**GOAL:** Omit every picture while repeating the entries exactly.

* start STORED RECORDS *

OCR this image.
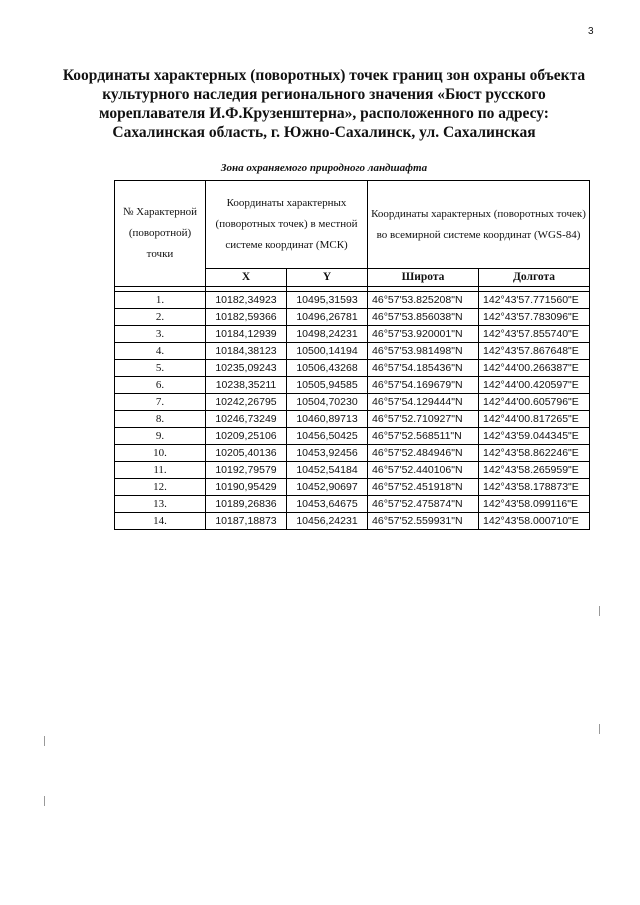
3
Координаты характерных (поворотных) точек границ зон охраны объекта
культурного наследия регионального значения «Бюст русского
мореплавателя И.Ф.Крузенштерна», расположенного по адресу:
Сахалинская область, г. Южно-Сахалинск, ул. Сахалинская
Зона охраняемого природного ландшафта
№ Характерной (поворотной) точки	Координаты характерных (поворотных точек) в местной системе координат (МСК)		Координаты характерных (поворотных точек) во всемирной системе координат (WGS-84)	
	X	Y	Широта	Долгота

1.	10182,34923	10495,31593	46°57'53.825208"N	142°43'57.771560"E
2.	10182,59366	10496,26781	46°57'53.856038"N	142°43'57.783096"E
3.	10184,12939	10498,24231	46°57'53.920001"N	142°43'57.855740"E
4.	10184,38123	10500,14194	46°57'53.981498"N	142°43'57.867648"E
5.	10235,09243	10506,43268	46°57'54.185436"N	142°44'00.266387"E
6.	10238,35211	10505,94585	46°57'54.169679"N	142°44'00.420597"E
7.	10242,26795	10504,70230	46°57'54.129444"N	142°44'00.605796"E
8.	10246,73249	10460,89713	46°57'52.710927"N	142°44'00.817265"E
9.	10209,25106	10456,50425	46°57'52.568511"N	142°43'59.044345"E
10.	10205,40136	10453,92456	46°57'52.484946"N	142°43'58.862246"E
11.	10192,79579	10452,54184	46°57'52.440106"N	142°43'58.265959"E
12.	10190,95429	10452,90697	46°57'52.451918"N	142°43'58.178873"E
13.	10189,26836	10453,64675	46°57'52.475874"N	142°43'58.099116"E
14.	10187,18873	10456,24231	46°57'52.559931"N	142°43'58.000710"E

* end STORED RECORDS *

**COMPLETED EXERCISE:**
OCR this image.
3
Координаты характерных (поворотных) точек границ зон охраны объекта
культурного наследия регионального значения «Бюст русского
мореплавателя И.Ф.Крузенштерна», расположенного по адресу:
Сахалинская область, г. Южно-Сахалинск, ул. Сахалинская
Зона охраняемого природного ландшафта
№ Характерной (поворотной) точки	Координаты характерных (поворотных точек) в местной системе координат (МСК)		Координаты характерных (поворотных точек) во всемирной системе координат (WGS-84)	
	X	Y	Широта	Долгота

1.	10182,34923	10495,31593	46°57'53.825208"N	142°43'57.771560"E
2.	10182,59366	10496,26781	46°57'53.856038"N	142°43'57.783096"E
3.	10184,12939	10498,24231	46°57'53.920001"N	142°43'57.855740"E
4.	10184,38123	10500,14194	46°57'53.981498"N	142°43'57.867648"E
5.	10235,09243	10506,43268	46°57'54.185436"N	142°44'00.266387"E
6.	10238,35211	10505,94585	46°57'54.169679"N	142°44'00.420597"E
7.	10242,26795	10504,70230	46°57'54.129444"N	142°44'00.605796"E
8.	10246,73249	10460,89713	46°57'52.710927"N	142°44'00.817265"E
9.	10209,25106	10456,50425	46°57'52.568511"N	142°43'59.044345"E
10.	10205,40136	10453,92456	46°57'52.484946"N	142°43'58.862246"E
11.	10192,79579	10452,54184	46°57'52.440106"N	142°43'58.265959"E
12.	10190,95429	10452,90697	46°57'52.451918"N	142°43'58.178873"E
13.	10189,26836	10453,64675	46°57'52.475874"N	142°43'58.099116"E
14.	10187,18873	10456,24231	46°57'52.559931"N	142°43'58.000710"E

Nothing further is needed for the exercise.